(What needs to be done):
Every entry should be repeated exactly. Omit the pictures.

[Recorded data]
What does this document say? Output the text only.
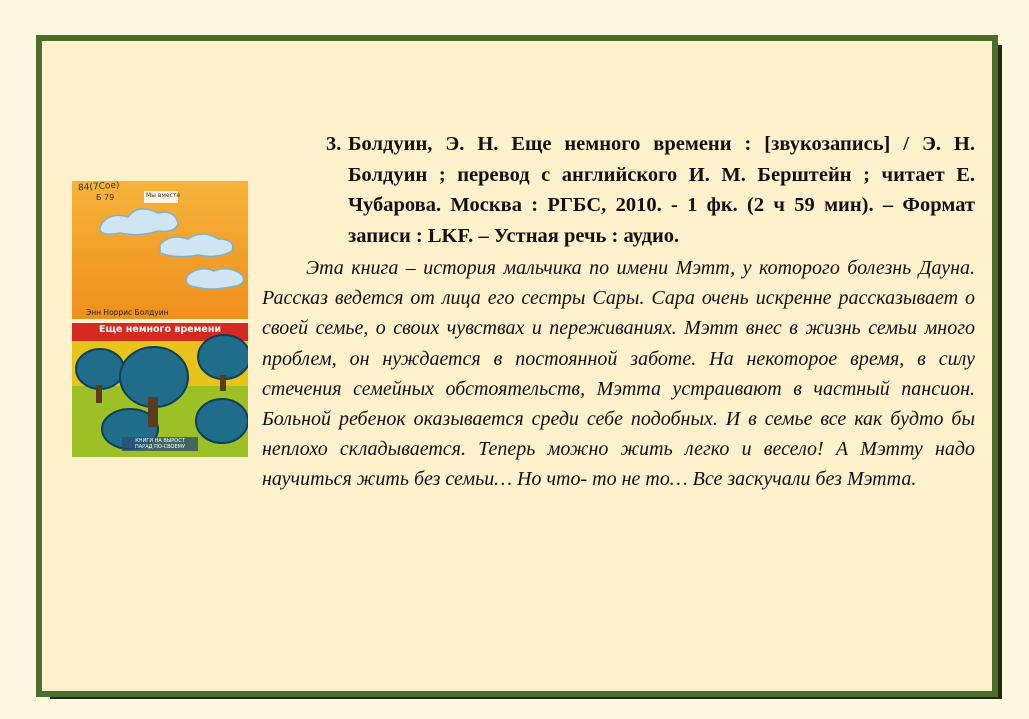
84(7Сое)
Б 79	Мы вместе
Энн Норрис Болдуин
Еще немного времени
КНИГИ НА ВЫРОСТ
ПАРАД ПО-СВОЕМУ
3. Болдуин, Э. Н. Еще немного времени : [звукозапись] / Э. Н. Болдуин ; перевод с английского И. М. Берштейн ; читает Е. Чубарова. Москва : РГБС, 2010. - 1 фк. (2 ч 59 мин). – Формат записи : LKF. – Устная речь : аудио.
Эта книга – история мальчика по имени Мэтт, у которого болезнь Дауна. Рассказ ведется от лица его сестры Сары. Сара очень искренне рассказывает о своей семье, о своих чувствах и переживаниях. Мэтт внес в жизнь семьи много проблем, он нуждается в постоянной заботе. На некоторое время, в силу стечения семейных обстоятельств, Мэтта устраивают в частный пансион. Больной ребенок оказывается среди себе подобных. И в семье все как будто бы неплохо складывается. Теперь можно жить легко и весело! А Мэтту надо научиться жить без семьи… Но что- то не то… Все заскучали без Мэтта.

(Answer to this task):
What does this document say? Output the text only.
84(7Сое)
Б 79	Мы вместе
Энн Норрис Болдуин
Еще немного времени
КНИГИ НА ВЫРОСТ
ПАРАД ПО-СВОЕМУ
3. Болдуин, Э. Н. Еще немного времени : [звукозапись] / Э. Н. Болдуин ; перевод с английского И. М. Берштейн ; читает Е. Чубарова. Москва : РГБС, 2010. - 1 фк. (2 ч 59 мин). – Формат записи : LKF. – Устная речь : аудио.
Эта книга – история мальчика по имени Мэтт, у которого болезнь Дауна. Рассказ ведется от лица его сестры Сары. Сара очень искренне рассказывает о своей семье, о своих чувствах и переживаниях. Мэтт внес в жизнь семьи много проблем, он нуждается в постоянной заботе. На некоторое время, в силу стечения семейных обстоятельств, Мэтта устраивают в частный пансион. Больной ребенок оказывается среди себе подобных. И в семье все как будто бы неплохо складывается. Теперь можно жить легко и весело! А Мэтту надо научиться жить без семьи… Но что- то не то… Все заскучали без Мэтта.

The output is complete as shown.